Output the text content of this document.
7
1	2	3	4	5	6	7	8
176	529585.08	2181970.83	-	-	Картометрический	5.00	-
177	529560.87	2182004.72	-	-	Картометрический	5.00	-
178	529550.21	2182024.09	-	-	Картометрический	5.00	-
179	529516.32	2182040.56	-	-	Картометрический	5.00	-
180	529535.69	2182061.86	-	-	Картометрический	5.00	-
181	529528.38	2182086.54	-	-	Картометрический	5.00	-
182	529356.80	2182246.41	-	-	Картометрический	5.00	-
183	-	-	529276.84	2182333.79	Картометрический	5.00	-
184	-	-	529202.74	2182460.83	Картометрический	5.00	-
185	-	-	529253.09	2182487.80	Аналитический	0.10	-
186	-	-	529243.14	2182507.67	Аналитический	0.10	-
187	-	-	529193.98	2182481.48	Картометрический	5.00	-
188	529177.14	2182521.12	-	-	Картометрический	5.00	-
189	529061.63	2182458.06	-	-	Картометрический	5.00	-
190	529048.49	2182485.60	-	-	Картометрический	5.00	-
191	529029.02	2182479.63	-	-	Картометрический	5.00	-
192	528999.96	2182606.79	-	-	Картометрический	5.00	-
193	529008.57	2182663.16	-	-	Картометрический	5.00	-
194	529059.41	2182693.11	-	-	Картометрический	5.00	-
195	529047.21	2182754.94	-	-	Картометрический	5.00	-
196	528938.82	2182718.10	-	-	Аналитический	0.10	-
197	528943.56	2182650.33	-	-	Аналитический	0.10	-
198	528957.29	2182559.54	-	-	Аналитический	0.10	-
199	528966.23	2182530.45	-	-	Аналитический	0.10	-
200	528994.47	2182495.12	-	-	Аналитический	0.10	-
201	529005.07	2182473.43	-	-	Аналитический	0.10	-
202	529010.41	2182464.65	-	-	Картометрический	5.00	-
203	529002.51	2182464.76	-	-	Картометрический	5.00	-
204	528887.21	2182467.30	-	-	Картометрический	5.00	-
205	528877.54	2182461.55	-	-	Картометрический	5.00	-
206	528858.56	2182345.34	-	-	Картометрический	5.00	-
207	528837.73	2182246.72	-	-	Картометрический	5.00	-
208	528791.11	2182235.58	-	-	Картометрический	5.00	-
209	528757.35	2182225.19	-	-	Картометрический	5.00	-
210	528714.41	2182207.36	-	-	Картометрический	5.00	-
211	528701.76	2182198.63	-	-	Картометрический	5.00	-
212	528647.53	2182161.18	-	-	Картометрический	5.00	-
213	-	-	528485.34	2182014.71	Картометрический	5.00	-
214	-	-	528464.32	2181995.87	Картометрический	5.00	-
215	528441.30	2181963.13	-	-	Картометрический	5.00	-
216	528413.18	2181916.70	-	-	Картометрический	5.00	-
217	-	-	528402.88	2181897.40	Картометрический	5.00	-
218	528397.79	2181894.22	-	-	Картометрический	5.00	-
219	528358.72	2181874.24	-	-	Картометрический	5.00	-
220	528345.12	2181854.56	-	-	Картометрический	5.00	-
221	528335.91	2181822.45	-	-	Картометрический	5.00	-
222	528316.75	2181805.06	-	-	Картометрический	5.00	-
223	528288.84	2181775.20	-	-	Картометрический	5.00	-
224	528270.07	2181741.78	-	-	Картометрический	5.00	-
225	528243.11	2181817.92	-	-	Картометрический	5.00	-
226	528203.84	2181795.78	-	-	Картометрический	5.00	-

•••

▸ **EXERCISE DETAILS**
Of the lines in the data above, how many contain the word "Аналитический"? Give only that figure.

▸ **WRITTEN SOLUTION**
8